▸ ABOUT THIS TASK: From the letters to the editor, pull out the passage starting with "Plant-Based Entrees" and going on through "What can we do?", word for word.


    We need vision across the entire spectrum of endeavor now, and a thorough education on ecology, sustainability, and the life sciences in all of America’s schools before the wasteland of T.S. Eliot becomes fact, not poetry!

    In order to salvage what is left of earth, let’s remember that it is composed of the letters that compose another word — heart!  

   

CYRIL CHRISTO



Marched in Hopes

    South Setauket

    September 24, 2014



To the Editor:

    A “protester”? Me?

    I saw “An Inconvenient Truth” and wondered how much time world leaders had to do what was required. As a new mom, I read Bill McKibben’s Rolling Stone piece “Global Warming’s Terrifying New Math” and despaired that those leaders would step up in time to help my son, so I became a Climate Reality Project volunteer to raise public awareness. But while large-scale solutions exist, I saw no way to have direct influence.

    And then I found Citizens’ Climate Lobby, and found hope.

    As a nonpartisan group advocating direct, in-person, and in-print lobbying of our national representatives for a single legislative proposal, our activities don’t usually include mass protests like the People’s Climate March last Sunday. Pregnant with my second child, I personally feared unpredictable crowds, being in the wrong place at the wrong time, even winding up arrested or facing career consequences. Like many C.C.L. members, I have never seen myself as a radical or agitator.

    With support from my fellow volunteers, and realizing what is at stake for my children, I overcame my fears and marched in hopes that others would find the same inspiration I did upon learning that Citizens’ Climate Lobby has a plan, we’re making progress, and we need their help.

    But I was inspired in turn! I met an 8-year-old boy who was already participating in his second climate march. The retired NASA scientist and climate advocate James Hansen and his grandchildren did C.C.L. the honor of marching with our organization. We waited two hours to begin moving because a diverse crowd — 400,000 by some estimates — was quadruple the expected attendance.

    My personal tipping point from concern to action came only a year ago. Likewise, this massive outpouring of public outrage could help Congress find new political courage to “come out of the climate closet” and do what they know, deep down, is best for their families and mine.

    Your voice can help make that happen. I hope you will join me.



JEANNE BRUNSON



Plant-Based Entrees

    East Hampton

    September 23, 2014



Dear Editor,

    On Sunday, Sept. 20, hundreds of thousands marched throughout the world demanding action on climate change. One hundred twenty world leaders gathered in New York for the United Nations Summit on Climate Change. What can we do?

▸ EXTRACTED ENTRIES:
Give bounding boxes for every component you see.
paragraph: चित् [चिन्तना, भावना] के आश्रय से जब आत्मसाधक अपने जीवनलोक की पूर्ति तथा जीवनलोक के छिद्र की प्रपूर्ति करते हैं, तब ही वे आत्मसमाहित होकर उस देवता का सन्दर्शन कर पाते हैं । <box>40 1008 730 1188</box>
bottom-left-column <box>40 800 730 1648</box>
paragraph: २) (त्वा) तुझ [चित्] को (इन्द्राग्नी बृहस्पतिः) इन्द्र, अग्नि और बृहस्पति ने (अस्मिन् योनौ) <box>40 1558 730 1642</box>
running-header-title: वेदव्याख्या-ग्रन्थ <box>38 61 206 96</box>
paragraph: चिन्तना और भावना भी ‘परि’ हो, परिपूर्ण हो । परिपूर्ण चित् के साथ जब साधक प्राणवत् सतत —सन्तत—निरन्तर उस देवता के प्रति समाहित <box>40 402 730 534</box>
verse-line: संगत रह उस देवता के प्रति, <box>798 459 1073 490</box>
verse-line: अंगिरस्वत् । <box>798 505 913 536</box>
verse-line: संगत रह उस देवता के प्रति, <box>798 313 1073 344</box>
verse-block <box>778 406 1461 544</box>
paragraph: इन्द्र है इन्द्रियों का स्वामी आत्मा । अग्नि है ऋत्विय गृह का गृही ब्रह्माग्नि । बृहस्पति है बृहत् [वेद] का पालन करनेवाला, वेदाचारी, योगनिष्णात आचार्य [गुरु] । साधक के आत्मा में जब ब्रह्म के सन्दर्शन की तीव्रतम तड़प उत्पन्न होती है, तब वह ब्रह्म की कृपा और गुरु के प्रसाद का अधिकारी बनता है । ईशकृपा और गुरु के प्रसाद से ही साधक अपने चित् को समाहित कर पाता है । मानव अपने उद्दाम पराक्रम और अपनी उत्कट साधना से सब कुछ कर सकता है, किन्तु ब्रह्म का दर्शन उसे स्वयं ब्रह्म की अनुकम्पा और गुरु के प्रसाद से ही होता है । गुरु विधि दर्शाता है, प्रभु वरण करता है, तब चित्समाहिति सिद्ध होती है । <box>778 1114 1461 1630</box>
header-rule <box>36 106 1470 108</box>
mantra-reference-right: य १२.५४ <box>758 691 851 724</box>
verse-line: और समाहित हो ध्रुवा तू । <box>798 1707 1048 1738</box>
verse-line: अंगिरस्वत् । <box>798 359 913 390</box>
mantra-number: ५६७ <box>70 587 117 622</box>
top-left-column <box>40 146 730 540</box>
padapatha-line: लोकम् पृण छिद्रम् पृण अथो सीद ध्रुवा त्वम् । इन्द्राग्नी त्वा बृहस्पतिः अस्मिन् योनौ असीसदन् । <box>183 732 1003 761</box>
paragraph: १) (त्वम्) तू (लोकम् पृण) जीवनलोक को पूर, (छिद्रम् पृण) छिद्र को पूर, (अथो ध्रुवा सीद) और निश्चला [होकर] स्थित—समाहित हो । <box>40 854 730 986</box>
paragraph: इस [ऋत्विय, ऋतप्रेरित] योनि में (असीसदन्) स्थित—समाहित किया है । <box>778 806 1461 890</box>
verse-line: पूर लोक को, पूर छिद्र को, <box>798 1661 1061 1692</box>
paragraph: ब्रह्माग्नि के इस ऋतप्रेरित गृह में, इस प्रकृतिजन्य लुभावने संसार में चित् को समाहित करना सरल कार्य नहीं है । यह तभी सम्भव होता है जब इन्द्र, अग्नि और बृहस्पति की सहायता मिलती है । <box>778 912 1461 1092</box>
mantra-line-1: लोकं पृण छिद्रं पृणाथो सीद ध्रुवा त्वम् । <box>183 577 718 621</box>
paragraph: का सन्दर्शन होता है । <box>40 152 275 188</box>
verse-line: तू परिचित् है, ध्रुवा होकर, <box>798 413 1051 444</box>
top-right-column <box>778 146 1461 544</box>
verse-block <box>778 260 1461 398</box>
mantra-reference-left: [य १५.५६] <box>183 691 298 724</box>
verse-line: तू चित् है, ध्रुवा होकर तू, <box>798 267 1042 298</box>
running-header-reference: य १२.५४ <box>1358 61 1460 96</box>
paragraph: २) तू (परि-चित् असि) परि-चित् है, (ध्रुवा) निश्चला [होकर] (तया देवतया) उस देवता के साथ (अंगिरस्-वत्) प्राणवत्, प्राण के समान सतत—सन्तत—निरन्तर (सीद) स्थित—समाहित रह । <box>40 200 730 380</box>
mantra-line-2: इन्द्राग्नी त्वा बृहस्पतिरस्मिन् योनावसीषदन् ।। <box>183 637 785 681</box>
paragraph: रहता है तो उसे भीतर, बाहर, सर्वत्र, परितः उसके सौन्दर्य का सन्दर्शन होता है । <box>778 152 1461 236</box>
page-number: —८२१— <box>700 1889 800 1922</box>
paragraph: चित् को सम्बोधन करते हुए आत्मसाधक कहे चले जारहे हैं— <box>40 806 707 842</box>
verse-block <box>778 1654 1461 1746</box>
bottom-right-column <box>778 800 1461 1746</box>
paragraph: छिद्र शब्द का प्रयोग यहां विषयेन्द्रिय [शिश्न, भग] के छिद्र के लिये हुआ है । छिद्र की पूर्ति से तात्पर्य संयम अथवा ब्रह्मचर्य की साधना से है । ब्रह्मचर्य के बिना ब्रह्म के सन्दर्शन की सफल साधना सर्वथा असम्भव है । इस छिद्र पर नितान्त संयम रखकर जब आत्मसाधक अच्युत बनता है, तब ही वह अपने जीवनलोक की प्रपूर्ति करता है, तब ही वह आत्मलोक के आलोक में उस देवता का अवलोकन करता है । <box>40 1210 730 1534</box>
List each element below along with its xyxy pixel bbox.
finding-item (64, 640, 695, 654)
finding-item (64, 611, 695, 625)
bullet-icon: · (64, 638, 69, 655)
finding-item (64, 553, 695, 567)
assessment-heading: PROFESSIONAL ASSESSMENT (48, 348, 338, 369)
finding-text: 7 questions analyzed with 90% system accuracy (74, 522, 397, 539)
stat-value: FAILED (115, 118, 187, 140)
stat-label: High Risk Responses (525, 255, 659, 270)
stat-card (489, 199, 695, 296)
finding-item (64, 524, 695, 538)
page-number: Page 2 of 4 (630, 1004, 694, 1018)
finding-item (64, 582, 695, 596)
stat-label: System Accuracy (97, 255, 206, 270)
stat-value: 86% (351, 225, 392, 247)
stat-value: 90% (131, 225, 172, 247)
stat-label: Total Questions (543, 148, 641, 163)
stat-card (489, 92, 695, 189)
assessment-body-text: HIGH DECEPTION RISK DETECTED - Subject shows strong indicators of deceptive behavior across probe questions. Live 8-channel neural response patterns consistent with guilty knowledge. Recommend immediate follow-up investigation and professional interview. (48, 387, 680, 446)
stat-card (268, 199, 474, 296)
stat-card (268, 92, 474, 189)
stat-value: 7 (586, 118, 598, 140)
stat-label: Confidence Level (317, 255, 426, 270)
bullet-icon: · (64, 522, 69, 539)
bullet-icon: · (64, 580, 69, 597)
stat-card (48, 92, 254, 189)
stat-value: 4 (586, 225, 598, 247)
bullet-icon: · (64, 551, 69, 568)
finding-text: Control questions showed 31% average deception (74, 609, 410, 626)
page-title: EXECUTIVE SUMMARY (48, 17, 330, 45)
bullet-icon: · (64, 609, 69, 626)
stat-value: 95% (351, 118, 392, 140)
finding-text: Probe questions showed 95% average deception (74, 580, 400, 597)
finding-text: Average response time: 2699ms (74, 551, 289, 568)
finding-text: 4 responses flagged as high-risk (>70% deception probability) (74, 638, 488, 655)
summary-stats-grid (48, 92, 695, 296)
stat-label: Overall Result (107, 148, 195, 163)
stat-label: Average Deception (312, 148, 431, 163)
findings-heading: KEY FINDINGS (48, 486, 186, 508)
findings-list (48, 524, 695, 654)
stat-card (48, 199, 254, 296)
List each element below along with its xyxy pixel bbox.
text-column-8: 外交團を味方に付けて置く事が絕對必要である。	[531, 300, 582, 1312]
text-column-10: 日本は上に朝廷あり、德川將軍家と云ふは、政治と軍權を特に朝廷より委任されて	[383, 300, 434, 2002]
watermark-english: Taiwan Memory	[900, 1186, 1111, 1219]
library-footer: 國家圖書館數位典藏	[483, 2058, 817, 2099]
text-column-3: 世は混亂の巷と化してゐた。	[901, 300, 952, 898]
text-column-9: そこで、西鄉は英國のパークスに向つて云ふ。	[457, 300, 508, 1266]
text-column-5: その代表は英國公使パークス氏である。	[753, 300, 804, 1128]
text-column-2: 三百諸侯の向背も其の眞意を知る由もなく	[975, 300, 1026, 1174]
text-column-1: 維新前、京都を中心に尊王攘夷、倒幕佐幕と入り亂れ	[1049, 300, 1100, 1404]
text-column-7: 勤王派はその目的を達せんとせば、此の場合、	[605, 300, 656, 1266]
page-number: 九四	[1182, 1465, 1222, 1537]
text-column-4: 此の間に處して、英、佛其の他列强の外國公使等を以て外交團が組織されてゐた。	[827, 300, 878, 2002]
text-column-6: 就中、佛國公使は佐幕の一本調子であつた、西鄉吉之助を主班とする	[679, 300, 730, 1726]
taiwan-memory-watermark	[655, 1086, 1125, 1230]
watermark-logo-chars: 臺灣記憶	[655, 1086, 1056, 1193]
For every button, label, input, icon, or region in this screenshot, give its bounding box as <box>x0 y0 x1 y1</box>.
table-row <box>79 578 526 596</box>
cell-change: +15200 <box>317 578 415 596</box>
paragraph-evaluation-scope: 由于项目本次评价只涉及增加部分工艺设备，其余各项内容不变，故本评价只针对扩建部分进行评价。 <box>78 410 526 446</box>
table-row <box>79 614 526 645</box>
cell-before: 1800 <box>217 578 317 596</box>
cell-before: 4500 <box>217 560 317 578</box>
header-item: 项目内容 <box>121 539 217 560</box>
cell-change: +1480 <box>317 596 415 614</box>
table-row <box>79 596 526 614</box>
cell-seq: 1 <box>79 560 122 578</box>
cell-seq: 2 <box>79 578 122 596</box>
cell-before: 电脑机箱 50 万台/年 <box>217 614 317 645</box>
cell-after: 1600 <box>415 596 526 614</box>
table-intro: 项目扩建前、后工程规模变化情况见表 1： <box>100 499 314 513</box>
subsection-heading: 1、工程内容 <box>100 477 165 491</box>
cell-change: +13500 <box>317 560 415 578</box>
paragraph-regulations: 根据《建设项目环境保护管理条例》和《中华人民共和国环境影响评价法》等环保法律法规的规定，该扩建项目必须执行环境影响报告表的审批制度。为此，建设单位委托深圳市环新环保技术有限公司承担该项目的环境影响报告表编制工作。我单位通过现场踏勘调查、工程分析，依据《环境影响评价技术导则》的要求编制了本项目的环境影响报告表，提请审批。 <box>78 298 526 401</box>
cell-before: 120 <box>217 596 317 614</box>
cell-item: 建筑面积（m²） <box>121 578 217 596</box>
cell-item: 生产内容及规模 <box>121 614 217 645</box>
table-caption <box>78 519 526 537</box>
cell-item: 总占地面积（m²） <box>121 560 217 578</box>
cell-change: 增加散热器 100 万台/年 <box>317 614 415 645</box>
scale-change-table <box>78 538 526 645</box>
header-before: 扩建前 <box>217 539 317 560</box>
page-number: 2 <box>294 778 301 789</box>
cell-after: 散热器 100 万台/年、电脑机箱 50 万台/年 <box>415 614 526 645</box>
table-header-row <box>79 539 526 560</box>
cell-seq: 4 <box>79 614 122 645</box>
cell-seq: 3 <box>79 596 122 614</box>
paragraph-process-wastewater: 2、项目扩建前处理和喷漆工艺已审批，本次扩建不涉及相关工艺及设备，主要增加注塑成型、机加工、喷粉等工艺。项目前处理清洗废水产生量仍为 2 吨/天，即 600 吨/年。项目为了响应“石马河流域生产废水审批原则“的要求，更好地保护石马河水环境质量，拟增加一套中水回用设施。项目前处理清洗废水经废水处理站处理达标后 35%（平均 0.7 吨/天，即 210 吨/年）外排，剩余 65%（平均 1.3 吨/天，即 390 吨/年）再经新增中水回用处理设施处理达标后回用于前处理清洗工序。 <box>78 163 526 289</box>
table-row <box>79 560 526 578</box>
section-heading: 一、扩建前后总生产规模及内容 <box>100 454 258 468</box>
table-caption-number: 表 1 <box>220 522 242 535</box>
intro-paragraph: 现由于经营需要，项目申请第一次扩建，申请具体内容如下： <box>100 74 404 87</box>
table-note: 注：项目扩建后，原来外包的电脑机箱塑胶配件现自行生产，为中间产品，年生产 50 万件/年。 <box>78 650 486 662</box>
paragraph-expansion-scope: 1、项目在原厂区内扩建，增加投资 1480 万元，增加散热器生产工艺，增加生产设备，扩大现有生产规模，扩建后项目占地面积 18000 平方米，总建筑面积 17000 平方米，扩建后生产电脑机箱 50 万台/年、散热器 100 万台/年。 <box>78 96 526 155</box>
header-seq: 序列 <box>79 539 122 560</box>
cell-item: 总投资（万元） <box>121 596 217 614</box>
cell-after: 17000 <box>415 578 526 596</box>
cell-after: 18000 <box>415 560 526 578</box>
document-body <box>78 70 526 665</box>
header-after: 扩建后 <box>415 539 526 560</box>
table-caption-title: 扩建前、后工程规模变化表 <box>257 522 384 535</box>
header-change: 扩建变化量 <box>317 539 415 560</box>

▸ ANSWER SECTION:
Plant-Based Entrees

    East Hampton

    September 23, 2014



Dear Editor,

    On Sunday, Sept. 20, hundreds of thousands marched throughout the world demanding action on climate change. One hundred twenty world leaders gathered in New York for the United Nations Summit on Climate Change. What can we do?